Exercise description.
In the material below, list every line carrying the string "data".

Task material.
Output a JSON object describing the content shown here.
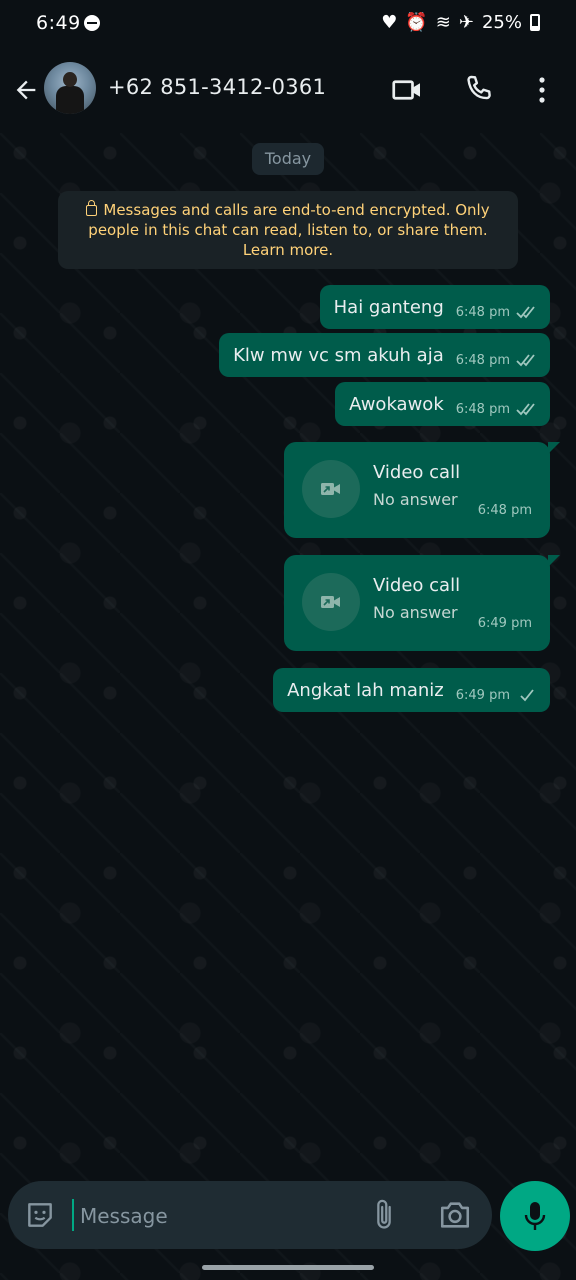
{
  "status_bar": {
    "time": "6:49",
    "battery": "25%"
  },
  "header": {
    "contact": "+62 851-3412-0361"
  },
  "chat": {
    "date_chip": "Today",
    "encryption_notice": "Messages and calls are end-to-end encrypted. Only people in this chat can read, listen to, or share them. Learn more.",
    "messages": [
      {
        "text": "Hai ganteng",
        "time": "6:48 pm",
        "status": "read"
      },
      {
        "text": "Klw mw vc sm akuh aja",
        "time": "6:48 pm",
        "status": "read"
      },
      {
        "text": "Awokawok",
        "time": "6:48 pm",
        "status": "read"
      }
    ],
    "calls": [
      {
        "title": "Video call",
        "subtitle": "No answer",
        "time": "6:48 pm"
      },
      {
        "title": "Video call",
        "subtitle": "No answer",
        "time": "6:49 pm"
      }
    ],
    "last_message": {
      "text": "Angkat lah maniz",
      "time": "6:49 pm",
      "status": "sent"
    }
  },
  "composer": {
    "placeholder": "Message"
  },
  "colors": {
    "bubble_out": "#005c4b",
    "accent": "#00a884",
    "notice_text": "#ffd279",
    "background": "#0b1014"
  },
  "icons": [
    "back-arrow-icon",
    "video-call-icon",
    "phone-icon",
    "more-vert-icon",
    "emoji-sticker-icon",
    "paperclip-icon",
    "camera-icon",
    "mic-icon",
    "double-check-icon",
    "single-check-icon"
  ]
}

==

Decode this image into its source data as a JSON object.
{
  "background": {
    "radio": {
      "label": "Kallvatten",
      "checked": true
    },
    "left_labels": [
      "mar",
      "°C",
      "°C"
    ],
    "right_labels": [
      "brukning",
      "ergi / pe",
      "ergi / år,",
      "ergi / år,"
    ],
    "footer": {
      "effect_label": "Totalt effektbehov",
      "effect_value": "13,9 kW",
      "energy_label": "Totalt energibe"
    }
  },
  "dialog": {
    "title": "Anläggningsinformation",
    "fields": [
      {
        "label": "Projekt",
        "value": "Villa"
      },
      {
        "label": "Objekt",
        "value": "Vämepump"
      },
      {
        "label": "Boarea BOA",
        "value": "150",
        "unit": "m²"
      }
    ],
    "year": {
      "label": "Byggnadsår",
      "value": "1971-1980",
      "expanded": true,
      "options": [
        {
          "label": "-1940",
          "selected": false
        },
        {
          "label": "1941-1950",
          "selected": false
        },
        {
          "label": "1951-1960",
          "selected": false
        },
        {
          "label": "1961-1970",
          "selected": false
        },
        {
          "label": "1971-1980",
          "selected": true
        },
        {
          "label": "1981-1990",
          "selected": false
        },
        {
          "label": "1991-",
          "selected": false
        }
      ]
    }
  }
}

--

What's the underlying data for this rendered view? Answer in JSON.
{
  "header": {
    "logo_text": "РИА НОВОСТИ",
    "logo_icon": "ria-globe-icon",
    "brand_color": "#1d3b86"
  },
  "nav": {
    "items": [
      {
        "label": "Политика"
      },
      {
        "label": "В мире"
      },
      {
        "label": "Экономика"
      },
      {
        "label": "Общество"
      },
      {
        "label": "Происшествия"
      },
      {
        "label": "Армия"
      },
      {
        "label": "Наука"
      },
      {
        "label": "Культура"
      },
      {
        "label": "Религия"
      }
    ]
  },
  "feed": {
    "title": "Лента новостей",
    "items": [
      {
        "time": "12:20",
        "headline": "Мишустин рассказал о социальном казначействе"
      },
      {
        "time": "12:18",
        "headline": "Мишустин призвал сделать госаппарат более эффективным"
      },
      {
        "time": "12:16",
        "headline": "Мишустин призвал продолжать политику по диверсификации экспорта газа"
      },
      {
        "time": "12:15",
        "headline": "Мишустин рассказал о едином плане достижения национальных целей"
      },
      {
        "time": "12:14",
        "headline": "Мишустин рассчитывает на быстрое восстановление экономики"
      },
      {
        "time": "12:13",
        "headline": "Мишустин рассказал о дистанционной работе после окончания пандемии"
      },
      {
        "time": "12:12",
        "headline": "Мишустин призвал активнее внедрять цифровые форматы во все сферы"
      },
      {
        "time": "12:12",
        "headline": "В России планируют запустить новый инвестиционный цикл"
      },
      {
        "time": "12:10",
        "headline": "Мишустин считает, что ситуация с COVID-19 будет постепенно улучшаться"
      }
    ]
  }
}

Final answer.
Decode this image into its source data as a JSON object.
What's the underlying data for this rendered view? Answer in JSON.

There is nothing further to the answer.